§ **Set exercise**: Exact reproduction is required for all entries.

"""

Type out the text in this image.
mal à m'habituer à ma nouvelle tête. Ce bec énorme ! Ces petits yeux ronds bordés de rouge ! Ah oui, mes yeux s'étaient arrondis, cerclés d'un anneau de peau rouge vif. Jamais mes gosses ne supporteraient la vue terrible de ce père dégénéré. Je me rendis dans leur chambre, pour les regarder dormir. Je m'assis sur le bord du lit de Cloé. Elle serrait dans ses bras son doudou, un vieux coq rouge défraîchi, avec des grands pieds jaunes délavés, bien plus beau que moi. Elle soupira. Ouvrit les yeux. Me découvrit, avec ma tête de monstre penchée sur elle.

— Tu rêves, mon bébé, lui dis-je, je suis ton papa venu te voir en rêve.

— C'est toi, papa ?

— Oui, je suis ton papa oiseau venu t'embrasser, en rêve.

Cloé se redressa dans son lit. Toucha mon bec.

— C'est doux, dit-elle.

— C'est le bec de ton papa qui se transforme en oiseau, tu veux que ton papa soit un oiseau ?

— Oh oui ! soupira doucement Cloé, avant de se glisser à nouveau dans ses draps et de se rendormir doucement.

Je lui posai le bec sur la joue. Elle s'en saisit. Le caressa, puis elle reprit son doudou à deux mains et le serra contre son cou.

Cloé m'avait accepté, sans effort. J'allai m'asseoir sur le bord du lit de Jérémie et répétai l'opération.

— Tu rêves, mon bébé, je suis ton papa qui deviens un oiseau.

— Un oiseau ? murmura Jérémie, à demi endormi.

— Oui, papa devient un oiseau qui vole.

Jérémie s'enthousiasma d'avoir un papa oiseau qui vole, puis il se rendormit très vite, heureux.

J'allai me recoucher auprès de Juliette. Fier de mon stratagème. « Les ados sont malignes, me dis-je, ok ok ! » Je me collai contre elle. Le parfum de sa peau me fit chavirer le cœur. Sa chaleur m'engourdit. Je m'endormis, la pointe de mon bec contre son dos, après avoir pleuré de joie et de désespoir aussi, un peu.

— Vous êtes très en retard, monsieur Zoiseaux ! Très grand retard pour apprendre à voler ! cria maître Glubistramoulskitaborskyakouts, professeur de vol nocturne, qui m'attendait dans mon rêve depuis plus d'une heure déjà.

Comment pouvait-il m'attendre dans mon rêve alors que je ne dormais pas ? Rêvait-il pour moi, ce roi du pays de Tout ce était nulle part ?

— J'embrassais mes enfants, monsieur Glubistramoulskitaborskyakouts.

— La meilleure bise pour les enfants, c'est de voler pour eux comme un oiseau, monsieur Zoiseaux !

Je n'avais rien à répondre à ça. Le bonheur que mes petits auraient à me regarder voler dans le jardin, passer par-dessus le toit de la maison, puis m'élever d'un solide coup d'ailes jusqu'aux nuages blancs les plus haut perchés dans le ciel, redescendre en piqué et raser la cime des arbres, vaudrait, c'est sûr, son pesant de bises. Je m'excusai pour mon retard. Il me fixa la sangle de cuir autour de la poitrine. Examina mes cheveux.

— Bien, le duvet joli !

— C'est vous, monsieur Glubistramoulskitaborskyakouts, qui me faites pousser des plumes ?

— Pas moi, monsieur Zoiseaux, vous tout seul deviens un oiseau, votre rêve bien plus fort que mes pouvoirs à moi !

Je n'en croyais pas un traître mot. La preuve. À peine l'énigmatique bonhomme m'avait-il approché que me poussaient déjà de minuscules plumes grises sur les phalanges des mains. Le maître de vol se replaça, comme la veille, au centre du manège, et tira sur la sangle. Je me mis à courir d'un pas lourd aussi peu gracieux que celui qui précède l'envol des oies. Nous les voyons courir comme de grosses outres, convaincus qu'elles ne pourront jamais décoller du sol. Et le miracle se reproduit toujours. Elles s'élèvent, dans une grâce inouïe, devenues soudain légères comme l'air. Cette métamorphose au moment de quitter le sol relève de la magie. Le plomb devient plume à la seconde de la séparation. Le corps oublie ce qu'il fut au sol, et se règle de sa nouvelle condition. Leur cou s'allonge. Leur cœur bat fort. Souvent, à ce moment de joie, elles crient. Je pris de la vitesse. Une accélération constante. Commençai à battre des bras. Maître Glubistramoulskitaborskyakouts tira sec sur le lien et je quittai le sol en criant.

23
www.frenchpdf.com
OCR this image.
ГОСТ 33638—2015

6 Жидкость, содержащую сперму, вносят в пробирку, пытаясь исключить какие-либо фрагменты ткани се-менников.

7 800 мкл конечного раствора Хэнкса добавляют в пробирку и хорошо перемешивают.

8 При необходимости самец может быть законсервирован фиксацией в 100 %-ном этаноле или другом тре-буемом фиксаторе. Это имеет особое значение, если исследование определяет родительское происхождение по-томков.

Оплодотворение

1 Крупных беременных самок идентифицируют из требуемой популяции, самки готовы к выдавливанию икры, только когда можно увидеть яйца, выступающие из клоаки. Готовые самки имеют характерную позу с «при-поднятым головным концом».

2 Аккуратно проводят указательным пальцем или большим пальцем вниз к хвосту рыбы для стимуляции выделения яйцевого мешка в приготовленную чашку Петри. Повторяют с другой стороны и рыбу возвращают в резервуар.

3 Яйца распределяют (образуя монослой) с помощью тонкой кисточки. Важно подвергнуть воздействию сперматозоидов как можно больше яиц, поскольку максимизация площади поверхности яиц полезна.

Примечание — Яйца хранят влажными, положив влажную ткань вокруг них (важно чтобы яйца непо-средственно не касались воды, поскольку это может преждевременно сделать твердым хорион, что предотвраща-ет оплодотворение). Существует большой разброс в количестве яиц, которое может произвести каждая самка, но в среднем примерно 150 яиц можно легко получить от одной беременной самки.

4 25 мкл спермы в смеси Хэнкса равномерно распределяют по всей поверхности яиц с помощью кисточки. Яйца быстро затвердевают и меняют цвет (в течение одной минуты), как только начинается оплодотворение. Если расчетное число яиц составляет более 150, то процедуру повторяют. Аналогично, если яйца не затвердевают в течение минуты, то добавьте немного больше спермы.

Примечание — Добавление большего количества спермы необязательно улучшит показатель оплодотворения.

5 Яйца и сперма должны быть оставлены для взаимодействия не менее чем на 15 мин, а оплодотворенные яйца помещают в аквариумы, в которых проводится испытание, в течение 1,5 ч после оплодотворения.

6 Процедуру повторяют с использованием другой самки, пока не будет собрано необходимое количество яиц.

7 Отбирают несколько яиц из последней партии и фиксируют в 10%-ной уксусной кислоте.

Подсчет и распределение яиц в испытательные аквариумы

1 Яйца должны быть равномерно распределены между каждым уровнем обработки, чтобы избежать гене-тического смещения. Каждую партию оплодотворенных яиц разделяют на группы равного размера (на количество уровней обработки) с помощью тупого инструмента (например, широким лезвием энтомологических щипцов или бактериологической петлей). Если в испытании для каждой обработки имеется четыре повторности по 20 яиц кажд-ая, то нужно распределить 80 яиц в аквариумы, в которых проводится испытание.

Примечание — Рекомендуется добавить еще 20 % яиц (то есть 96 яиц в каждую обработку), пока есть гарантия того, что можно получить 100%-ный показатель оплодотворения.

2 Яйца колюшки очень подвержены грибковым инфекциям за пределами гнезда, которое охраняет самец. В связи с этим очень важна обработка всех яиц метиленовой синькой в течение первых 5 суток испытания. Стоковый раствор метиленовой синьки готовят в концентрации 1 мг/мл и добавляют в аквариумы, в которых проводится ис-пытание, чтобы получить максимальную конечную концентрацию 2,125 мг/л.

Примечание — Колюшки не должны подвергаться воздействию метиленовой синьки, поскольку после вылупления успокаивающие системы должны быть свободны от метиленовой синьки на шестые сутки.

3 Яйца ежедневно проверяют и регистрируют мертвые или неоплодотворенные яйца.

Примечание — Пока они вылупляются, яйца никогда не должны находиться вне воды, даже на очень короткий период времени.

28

"""

§ **The completed task**:
Type out the text in this image.
mal à m'habituer à ma nouvelle tête. Ce bec énorme ! Ces petits yeux ronds bordés de rouge ! Ah oui, mes yeux s'étaient arrondis, cerclés d'un anneau de peau rouge vif. Jamais mes gosses ne supporteraient la vue terrible de ce père dégénéré. Je me rendis dans leur chambre, pour les regarder dormir. Je m'assis sur le bord du lit de Cloé. Elle serrait dans ses bras son doudou, un vieux coq rouge défraîchi, avec des grands pieds jaunes délavés, bien plus beau que moi. Elle soupira. Ouvrit les yeux. Me découvrit, avec ma tête de monstre penchée sur elle.

— Tu rêves, mon bébé, lui dis-je, je suis ton papa venu te voir en rêve.

— C'est toi, papa ?

— Oui, je suis ton papa oiseau venu t'embrasser, en rêve.

Cloé se redressa dans son lit. Toucha mon bec.

— C'est doux, dit-elle.

— C'est le bec de ton papa qui se transforme en oiseau, tu veux que ton papa soit un oiseau ?

— Oh oui ! soupira doucement Cloé, avant de se glisser à nouveau dans ses draps et de se rendormir doucement.

Je lui posai le bec sur la joue. Elle s'en saisit. Le caressa, puis elle reprit son doudou à deux mains et le serra contre son cou.

Cloé m'avait accepté, sans effort. J'allai m'asseoir sur le bord du lit de Jérémie et répétai l'opération.

— Tu rêves, mon bébé, je suis ton papa qui deviens un oiseau.

— Un oiseau ? murmura Jérémie, à demi endormi.

— Oui, papa devient un oiseau qui vole.

Jérémie s'enthousiasma d'avoir un papa oiseau qui vole, puis il se rendormit très vite, heureux.

J'allai me recoucher auprès de Juliette. Fier de mon stratagème. « Les ados sont malignes, me dis-je, ok ok ! » Je me collai contre elle. Le parfum de sa peau me fit chavirer le cœur. Sa chaleur m'engourdit. Je m'endormis, la pointe de mon bec contre son dos, après avoir pleuré de joie et de désespoir aussi, un peu.

— Vous êtes très en retard, monsieur Zoiseaux ! Très grand retard pour apprendre à voler ! cria maître Glubistramoulskitaborskyakouts, professeur de vol nocturne, qui m'attendait dans mon rêve depuis plus d'une heure déjà.

Comment pouvait-il m'attendre dans mon rêve alors que je ne dormais pas ? Rêvait-il pour moi, ce roi du pays de Tout ce était nulle part ?

— J'embrassais mes enfants, monsieur Glubistramoulskitaborskyakouts.

— La meilleure bise pour les enfants, c'est de voler pour eux comme un oiseau, monsieur Zoiseaux !

Je n'avais rien à répondre à ça. Le bonheur que mes petits auraient à me regarder voler dans le jardin, passer par-dessus le toit de la maison, puis m'élever d'un solide coup d'ailes jusqu'aux nuages blancs les plus haut perchés dans le ciel, redescendre en piqué et raser la cime des arbres, vaudrait, c'est sûr, son pesant de bises. Je m'excusai pour mon retard. Il me fixa la sangle de cuir autour de la poitrine. Examina mes cheveux.

— Bien, le duvet joli !

— C'est vous, monsieur Glubistramoulskitaborskyakouts, qui me faites pousser des plumes ?

— Pas moi, monsieur Zoiseaux, vous tout seul deviens un oiseau, votre rêve bien plus fort que mes pouvoirs à moi !

Je n'en croyais pas un traître mot. La preuve. À peine l'énigmatique bonhomme m'avait-il approché que me poussaient déjà de minuscules plumes grises sur les phalanges des mains. Le maître de vol se replaça, comme la veille, au centre du manège, et tira sur la sangle. Je me mis à courir d'un pas lourd aussi peu gracieux que celui qui précède l'envol des oies. Nous les voyons courir comme de grosses outres, convaincus qu'elles ne pourront jamais décoller du sol. Et le miracle se reproduit toujours. Elles s'élèvent, dans une grâce inouïe, devenues soudain légères comme l'air. Cette métamorphose au moment de quitter le sol relève de la magie. Le plomb devient plume à la seconde de la séparation. Le corps oublie ce qu'il fut au sol, et se règle de sa nouvelle condition. Leur cou s'allonge. Leur cœur bat fort. Souvent, à ce moment de joie, elles crient. Je pris de la vitesse. Une accélération constante. Commençai à battre des bras. Maître Glubistramoulskitaborskyakouts tira sec sur le lien et je quittai le sol en criant.

23
www.frenchpdf.com
OCR this image.
ГОСТ 33638—2015

6 Жидкость, содержащую сперму, вносят в пробирку, пытаясь исключить какие-либо фрагменты ткани се-менников.

7 800 мкл конечного раствора Хэнкса добавляют в пробирку и хорошо перемешивают.

8 При необходимости самец может быть законсервирован фиксацией в 100 %-ном этаноле или другом тре-буемом фиксаторе. Это имеет особое значение, если исследование определяет родительское происхождение по-томков.

Оплодотворение

1 Крупных беременных самок идентифицируют из требуемой популяции, самки готовы к выдавливанию икры, только когда можно увидеть яйца, выступающие из клоаки. Готовые самки имеют характерную позу с «при-поднятым головным концом».

2 Аккуратно проводят указательным пальцем или большим пальцем вниз к хвосту рыбы для стимуляции выделения яйцевого мешка в приготовленную чашку Петри. Повторяют с другой стороны и рыбу возвращают в резервуар.

3 Яйца распределяют (образуя монослой) с помощью тонкой кисточки. Важно подвергнуть воздействию сперматозоидов как можно больше яиц, поскольку максимизация площади поверхности яиц полезна.

Примечание — Яйца хранят влажными, положив влажную ткань вокруг них (важно чтобы яйца непо-средственно не касались воды, поскольку это может преждевременно сделать твердым хорион, что предотвраща-ет оплодотворение). Существует большой разброс в количестве яиц, которое может произвести каждая самка, но в среднем примерно 150 яиц можно легко получить от одной беременной самки.

4 25 мкл спермы в смеси Хэнкса равномерно распределяют по всей поверхности яиц с помощью кисточки. Яйца быстро затвердевают и меняют цвет (в течение одной минуты), как только начинается оплодотворение. Если расчетное число яиц составляет более 150, то процедуру повторяют. Аналогично, если яйца не затвердевают в течение минуты, то добавьте немного больше спермы.

Примечание — Добавление большего количества спермы необязательно улучшит показатель оплодотворения.

5 Яйца и сперма должны быть оставлены для взаимодействия не менее чем на 15 мин, а оплодотворенные яйца помещают в аквариумы, в которых проводится испытание, в течение 1,5 ч после оплодотворения.

6 Процедуру повторяют с использованием другой самки, пока не будет собрано необходимое количество яиц.

7 Отбирают несколько яиц из последней партии и фиксируют в 10%-ной уксусной кислоте.

Подсчет и распределение яиц в испытательные аквариумы

1 Яйца должны быть равномерно распределены между каждым уровнем обработки, чтобы избежать гене-тического смещения. Каждую партию оплодотворенных яиц разделяют на группы равного размера (на количество уровней обработки) с помощью тупого инструмента (например, широким лезвием энтомологических щипцов или бактериологической петлей). Если в испытании для каждой обработки имеется четыре повторности по 20 яиц кажд-ая, то нужно распределить 80 яиц в аквариумы, в которых проводится испытание.

Примечание — Рекомендуется добавить еще 20 % яиц (то есть 96 яиц в каждую обработку), пока есть гарантия того, что можно получить 100%-ный показатель оплодотворения.

2 Яйца колюшки очень подвержены грибковым инфекциям за пределами гнезда, которое охраняет самец. В связи с этим очень важна обработка всех яиц метиленовой синькой в течение первых 5 суток испытания. Стоковый раствор метиленовой синьки готовят в концентрации 1 мг/мл и добавляют в аквариумы, в которых проводится ис-пытание, чтобы получить максимальную конечную концентрацию 2,125 мг/л.

Примечание — Колюшки не должны подвергаться воздействию метиленовой синьки, поскольку после вылупления успокаивающие системы должны быть свободны от метиленовой синьки на шестые сутки.

3 Яйца ежедневно проверяют и регистрируют мертвые или неоплодотворенные яйца.

Примечание — Пока они вылупляются, яйца никогда не должны находиться вне воды, даже на очень короткий период времени.

28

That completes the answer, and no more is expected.